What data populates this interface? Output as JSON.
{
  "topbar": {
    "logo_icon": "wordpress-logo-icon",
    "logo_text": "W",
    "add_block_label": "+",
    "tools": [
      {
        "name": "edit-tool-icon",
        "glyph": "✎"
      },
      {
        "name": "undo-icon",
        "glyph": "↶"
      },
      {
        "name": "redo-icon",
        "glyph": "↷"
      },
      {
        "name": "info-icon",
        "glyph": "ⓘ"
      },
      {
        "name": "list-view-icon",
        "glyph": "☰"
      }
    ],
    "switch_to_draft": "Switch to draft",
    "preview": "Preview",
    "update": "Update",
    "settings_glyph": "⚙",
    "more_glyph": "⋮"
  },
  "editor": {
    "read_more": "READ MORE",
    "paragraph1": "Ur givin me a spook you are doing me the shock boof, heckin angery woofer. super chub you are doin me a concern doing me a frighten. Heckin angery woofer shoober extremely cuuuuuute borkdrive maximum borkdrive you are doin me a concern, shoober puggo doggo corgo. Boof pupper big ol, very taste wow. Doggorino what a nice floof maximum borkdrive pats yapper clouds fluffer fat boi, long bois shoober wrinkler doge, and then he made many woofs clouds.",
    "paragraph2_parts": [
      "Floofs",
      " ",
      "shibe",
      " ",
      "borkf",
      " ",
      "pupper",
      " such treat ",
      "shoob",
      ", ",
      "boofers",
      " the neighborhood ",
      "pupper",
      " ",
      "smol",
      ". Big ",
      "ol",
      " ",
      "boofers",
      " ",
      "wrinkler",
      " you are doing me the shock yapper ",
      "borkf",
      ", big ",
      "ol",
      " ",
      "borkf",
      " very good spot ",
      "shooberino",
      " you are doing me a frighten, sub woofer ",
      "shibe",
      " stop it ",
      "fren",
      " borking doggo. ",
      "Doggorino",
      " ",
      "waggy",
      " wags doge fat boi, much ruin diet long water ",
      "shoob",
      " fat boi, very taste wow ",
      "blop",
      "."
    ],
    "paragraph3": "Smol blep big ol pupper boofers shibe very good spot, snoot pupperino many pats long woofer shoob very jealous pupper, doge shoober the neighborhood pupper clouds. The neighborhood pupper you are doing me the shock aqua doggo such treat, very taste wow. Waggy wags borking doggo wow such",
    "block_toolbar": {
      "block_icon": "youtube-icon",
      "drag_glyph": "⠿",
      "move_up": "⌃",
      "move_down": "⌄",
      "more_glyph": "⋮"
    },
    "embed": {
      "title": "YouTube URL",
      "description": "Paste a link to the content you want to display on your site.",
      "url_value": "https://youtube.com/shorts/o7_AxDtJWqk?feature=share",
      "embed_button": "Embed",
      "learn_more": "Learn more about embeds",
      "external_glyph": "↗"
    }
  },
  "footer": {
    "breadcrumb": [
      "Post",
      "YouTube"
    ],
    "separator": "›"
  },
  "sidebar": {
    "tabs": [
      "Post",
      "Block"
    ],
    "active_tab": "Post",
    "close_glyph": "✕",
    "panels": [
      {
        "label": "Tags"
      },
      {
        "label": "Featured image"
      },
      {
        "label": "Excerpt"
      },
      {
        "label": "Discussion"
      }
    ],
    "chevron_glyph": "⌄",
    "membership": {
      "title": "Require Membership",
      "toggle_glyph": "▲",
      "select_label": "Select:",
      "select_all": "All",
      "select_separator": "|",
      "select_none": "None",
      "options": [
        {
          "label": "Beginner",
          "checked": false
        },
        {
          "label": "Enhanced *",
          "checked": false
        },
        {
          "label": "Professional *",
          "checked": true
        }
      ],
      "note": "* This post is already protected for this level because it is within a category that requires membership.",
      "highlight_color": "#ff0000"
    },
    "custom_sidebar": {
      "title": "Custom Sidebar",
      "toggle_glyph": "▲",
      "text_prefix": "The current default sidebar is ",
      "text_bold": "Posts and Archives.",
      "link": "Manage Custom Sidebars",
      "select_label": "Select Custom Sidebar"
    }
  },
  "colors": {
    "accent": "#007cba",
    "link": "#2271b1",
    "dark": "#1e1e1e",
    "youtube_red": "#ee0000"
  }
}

▶ [Do this] Transcribe the full listing above without leaving anything out.

▶ [Answer to this exercise]
What data populates this interface? Output as JSON.
{
  "topbar": {
    "logo_icon": "wordpress-logo-icon",
    "logo_text": "W",
    "add_block_label": "+",
    "tools": [
      {
        "name": "edit-tool-icon",
        "glyph": "✎"
      },
      {
        "name": "undo-icon",
        "glyph": "↶"
      },
      {
        "name": "redo-icon",
        "glyph": "↷"
      },
      {
        "name": "info-icon",
        "glyph": "ⓘ"
      },
      {
        "name": "list-view-icon",
        "glyph": "☰"
      }
    ],
    "switch_to_draft": "Switch to draft",
    "preview": "Preview",
    "update": "Update",
    "settings_glyph": "⚙",
    "more_glyph": "⋮"
  },
  "editor": {
    "read_more": "READ MORE",
    "paragraph1": "Ur givin me a spook you are doing me the shock boof, heckin angery woofer. super chub you are doin me a concern doing me a frighten. Heckin angery woofer shoober extremely cuuuuuute borkdrive maximum borkdrive you are doin me a concern, shoober puggo doggo corgo. Boof pupper big ol, very taste wow. Doggorino what a nice floof maximum borkdrive pats yapper clouds fluffer fat boi, long bois shoober wrinkler doge, and then he made many woofs clouds.",
    "paragraph2_parts": [
      "Floofs",
      " ",
      "shibe",
      " ",
      "borkf",
      " ",
      "pupper",
      " such treat ",
      "shoob",
      ", ",
      "boofers",
      " the neighborhood ",
      "pupper",
      " ",
      "smol",
      ". Big ",
      "ol",
      " ",
      "boofers",
      " ",
      "wrinkler",
      " you are doing me the shock yapper ",
      "borkf",
      ", big ",
      "ol",
      " ",
      "borkf",
      " very good spot ",
      "shooberino",
      " you are doing me a frighten, sub woofer ",
      "shibe",
      " stop it ",
      "fren",
      " borking doggo. ",
      "Doggorino",
      " ",
      "waggy",
      " wags doge fat boi, much ruin diet long water ",
      "shoob",
      " fat boi, very taste wow ",
      "blop",
      "."
    ],
    "paragraph3": "Smol blep big ol pupper boofers shibe very good spot, snoot pupperino many pats long woofer shoob very jealous pupper, doge shoober the neighborhood pupper clouds. The neighborhood pupper you are doing me the shock aqua doggo such treat, very taste wow. Waggy wags borking doggo wow such",
    "block_toolbar": {
      "block_icon": "youtube-icon",
      "drag_glyph": "⠿",
      "move_up": "⌃",
      "move_down": "⌄",
      "more_glyph": "⋮"
    },
    "embed": {
      "title": "YouTube URL",
      "description": "Paste a link to the content you want to display on your site.",
      "url_value": "https://youtube.com/shorts/o7_AxDtJWqk?feature=share",
      "embed_button": "Embed",
      "learn_more": "Learn more about embeds",
      "external_glyph": "↗"
    }
  },
  "footer": {
    "breadcrumb": [
      "Post",
      "YouTube"
    ],
    "separator": "›"
  },
  "sidebar": {
    "tabs": [
      "Post",
      "Block"
    ],
    "active_tab": "Post",
    "close_glyph": "✕",
    "panels": [
      {
        "label": "Tags"
      },
      {
        "label": "Featured image"
      },
      {
        "label": "Excerpt"
      },
      {
        "label": "Discussion"
      }
    ],
    "chevron_glyph": "⌄",
    "membership": {
      "title": "Require Membership",
      "toggle_glyph": "▲",
      "select_label": "Select:",
      "select_all": "All",
      "select_separator": "|",
      "select_none": "None",
      "options": [
        {
          "label": "Beginner",
          "checked": false
        },
        {
          "label": "Enhanced *",
          "checked": false
        },
        {
          "label": "Professional *",
          "checked": true
        }
      ],
      "note": "* This post is already protected for this level because it is within a category that requires membership.",
      "highlight_color": "#ff0000"
    },
    "custom_sidebar": {
      "title": "Custom Sidebar",
      "toggle_glyph": "▲",
      "text_prefix": "The current default sidebar is ",
      "text_bold": "Posts and Archives.",
      "link": "Manage Custom Sidebars",
      "select_label": "Select Custom Sidebar"
    }
  },
  "colors": {
    "accent": "#007cba",
    "link": "#2271b1",
    "dark": "#1e1e1e",
    "youtube_red": "#ee0000"
  }
}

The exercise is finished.